## Start
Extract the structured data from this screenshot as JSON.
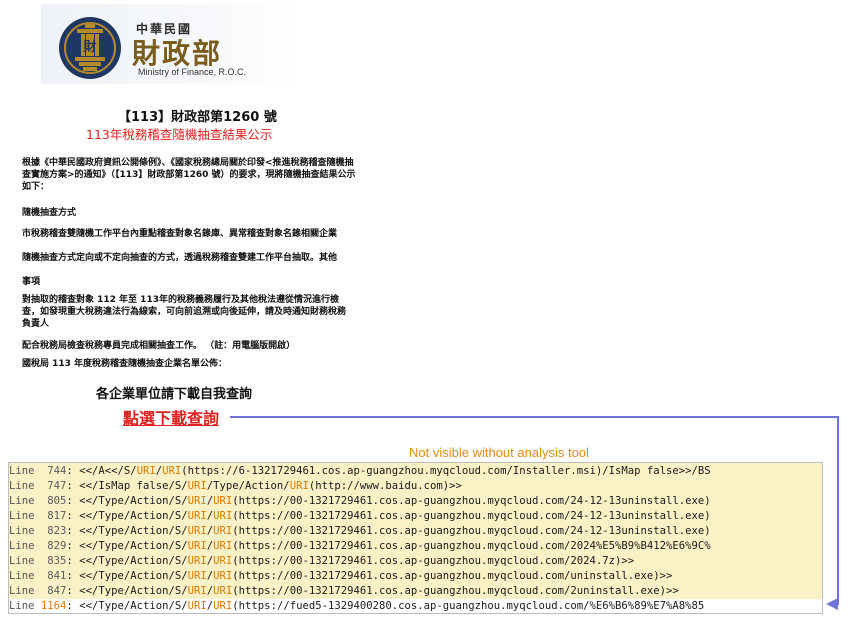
{
  "logo": {
    "title_small": "中華民國",
    "title_big": "財政部",
    "title_en": "Ministry of Finance, R.O.C.",
    "seal_char": "財",
    "seal_color": "#1f3763",
    "gold_color": "#b58a2a"
  },
  "document": {
    "doc_number": "【113】財政部第1260 號",
    "title": "113年稅務稽查隨機抽查結果公示",
    "para1": "根據《中華民國政府資訊公開條例》、《國家稅務總局關於印發<推進稅務稽查隨機抽查實施方案>的通知》（【113】財政部第1260 號）的要求，現將隨機抽查結果公示如下：",
    "heading1": "隨機抽查方式",
    "para2": "市稅務稽查雙隨機工作平台內重點稽查對象名錄庫、異常稽查對象名錄相關企業",
    "para3": "隨機抽查方式定向或不定向抽查的方式，透過稅務稽查雙建工作平台抽取。其他",
    "heading2": "事項",
    "para4": "對抽取的稽查對象 112 年至 113年的稅務義務履行及其他稅法遵從情況進行檢查，如發現重大稅務違法行為線索，可向前追溯或向後延伸，請及時通知財務稅務負責人",
    "para5": "配合稅務局檢查稅務專員完成相關抽查工作。 （註：用電腦版開啟）",
    "para6": "國稅局 113 年度稅務稽查隨機抽查企業名單公佈：",
    "notice": "各企業單位請下載自我查詢",
    "download_link": "點選下載查詢"
  },
  "annotation": {
    "caption": "Not visible without analysis tool",
    "arrow_color": "#6f73d6"
  },
  "code_view": {
    "label": "Line",
    "lines": [
      {
        "num": "744",
        "pre": "<</A<</S/",
        "k1": "URI",
        "mid": "/",
        "k2": "URI",
        "post": "(https://6-1321729461.cos.ap-guangzhou.myqcloud.com/Installer.msi)/IsMap false>>/BS"
      },
      {
        "num": "747",
        "pre": "<</IsMap false/S/",
        "k1": "URI",
        "mid": "/Type/Action/",
        "k2": "URI",
        "post": "(http://www.baidu.com)>>"
      },
      {
        "num": "805",
        "pre": "<</Type/Action/S/",
        "k1": "URI",
        "mid": "/",
        "k2": "URI",
        "post": "(https://00-1321729461.cos.ap-guangzhou.myqcloud.com/24-12-13uninstall.exe)"
      },
      {
        "num": "817",
        "pre": "<</Type/Action/S/",
        "k1": "URI",
        "mid": "/",
        "k2": "URI",
        "post": "(https://00-1321729461.cos.ap-guangzhou.myqcloud.com/24-12-13uninstall.exe)"
      },
      {
        "num": "823",
        "pre": "<</Type/Action/S/",
        "k1": "URI",
        "mid": "/",
        "k2": "URI",
        "post": "(https://00-1321729461.cos.ap-guangzhou.myqcloud.com/24-12-13uninstall.exe)"
      },
      {
        "num": "829",
        "pre": "<</Type/Action/S/",
        "k1": "URI",
        "mid": "/",
        "k2": "URI",
        "post": "(https://00-1321729461.cos.ap-guangzhou.myqcloud.com/2024%E5%B9%B412%E6%9C%"
      },
      {
        "num": "835",
        "pre": "<</Type/Action/S/",
        "k1": "URI",
        "mid": "/",
        "k2": "URI",
        "post": "(https://00-1321729461.cos.ap-guangzhou.myqcloud.com/2024.7z)>>"
      },
      {
        "num": "841",
        "pre": "<</Type/Action/S/",
        "k1": "URI",
        "mid": "/",
        "k2": "URI",
        "post": "(https://00-1321729461.cos.ap-guangzhou.myqcloud.com/uninstall.exe)>>"
      },
      {
        "num": "847",
        "pre": "<</Type/Action/S/",
        "k1": "URI",
        "mid": "/",
        "k2": "URI",
        "post": "(https://00-1321729461.cos.ap-guangzhou.myqcloud.com/2uninstall.exe)>>"
      },
      {
        "num": "1164",
        "pre": "<</Type/Action/S/",
        "k1": "URI",
        "mid": "/",
        "k2": "URI",
        "post": "(https://fued5-1329400280.cos.ap-guangzhou.myqcloud.com/%E6%B6%89%E7%A8%85"
      }
    ]
  }
}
## End
*What the exercise asks*
Quote every line of the records above exactly; no picture is to be copied.

*Answer for the task*
Extract the structured data from this screenshot as JSON.
{
  "logo": {
    "title_small": "中華民國",
    "title_big": "財政部",
    "title_en": "Ministry of Finance, R.O.C.",
    "seal_char": "財",
    "seal_color": "#1f3763",
    "gold_color": "#b58a2a"
  },
  "document": {
    "doc_number": "【113】財政部第1260 號",
    "title": "113年稅務稽查隨機抽查結果公示",
    "para1": "根據《中華民國政府資訊公開條例》、《國家稅務總局關於印發<推進稅務稽查隨機抽查實施方案>的通知》（【113】財政部第1260 號）的要求，現將隨機抽查結果公示如下：",
    "heading1": "隨機抽查方式",
    "para2": "市稅務稽查雙隨機工作平台內重點稽查對象名錄庫、異常稽查對象名錄相關企業",
    "para3": "隨機抽查方式定向或不定向抽查的方式，透過稅務稽查雙建工作平台抽取。其他",
    "heading2": "事項",
    "para4": "對抽取的稽查對象 112 年至 113年的稅務義務履行及其他稅法遵從情況進行檢查，如發現重大稅務違法行為線索，可向前追溯或向後延伸，請及時通知財務稅務負責人",
    "para5": "配合稅務局檢查稅務專員完成相關抽查工作。 （註：用電腦版開啟）",
    "para6": "國稅局 113 年度稅務稽查隨機抽查企業名單公佈：",
    "notice": "各企業單位請下載自我查詢",
    "download_link": "點選下載查詢"
  },
  "annotation": {
    "caption": "Not visible without analysis tool",
    "arrow_color": "#6f73d6"
  },
  "code_view": {
    "label": "Line",
    "lines": [
      {
        "num": "744",
        "pre": "<</A<</S/",
        "k1": "URI",
        "mid": "/",
        "k2": "URI",
        "post": "(https://6-1321729461.cos.ap-guangzhou.myqcloud.com/Installer.msi)/IsMap false>>/BS"
      },
      {
        "num": "747",
        "pre": "<</IsMap false/S/",
        "k1": "URI",
        "mid": "/Type/Action/",
        "k2": "URI",
        "post": "(http://www.baidu.com)>>"
      },
      {
        "num": "805",
        "pre": "<</Type/Action/S/",
        "k1": "URI",
        "mid": "/",
        "k2": "URI",
        "post": "(https://00-1321729461.cos.ap-guangzhou.myqcloud.com/24-12-13uninstall.exe)"
      },
      {
        "num": "817",
        "pre": "<</Type/Action/S/",
        "k1": "URI",
        "mid": "/",
        "k2": "URI",
        "post": "(https://00-1321729461.cos.ap-guangzhou.myqcloud.com/24-12-13uninstall.exe)"
      },
      {
        "num": "823",
        "pre": "<</Type/Action/S/",
        "k1": "URI",
        "mid": "/",
        "k2": "URI",
        "post": "(https://00-1321729461.cos.ap-guangzhou.myqcloud.com/24-12-13uninstall.exe)"
      },
      {
        "num": "829",
        "pre": "<</Type/Action/S/",
        "k1": "URI",
        "mid": "/",
        "k2": "URI",
        "post": "(https://00-1321729461.cos.ap-guangzhou.myqcloud.com/2024%E5%B9%B412%E6%9C%"
      },
      {
        "num": "835",
        "pre": "<</Type/Action/S/",
        "k1": "URI",
        "mid": "/",
        "k2": "URI",
        "post": "(https://00-1321729461.cos.ap-guangzhou.myqcloud.com/2024.7z)>>"
      },
      {
        "num": "841",
        "pre": "<</Type/Action/S/",
        "k1": "URI",
        "mid": "/",
        "k2": "URI",
        "post": "(https://00-1321729461.cos.ap-guangzhou.myqcloud.com/uninstall.exe)>>"
      },
      {
        "num": "847",
        "pre": "<</Type/Action/S/",
        "k1": "URI",
        "mid": "/",
        "k2": "URI",
        "post": "(https://00-1321729461.cos.ap-guangzhou.myqcloud.com/2uninstall.exe)>>"
      },
      {
        "num": "1164",
        "pre": "<</Type/Action/S/",
        "k1": "URI",
        "mid": "/",
        "k2": "URI",
        "post": "(https://fued5-1329400280.cos.ap-guangzhou.myqcloud.com/%E6%B6%89%E7%A8%85"
      }
    ]
  }
}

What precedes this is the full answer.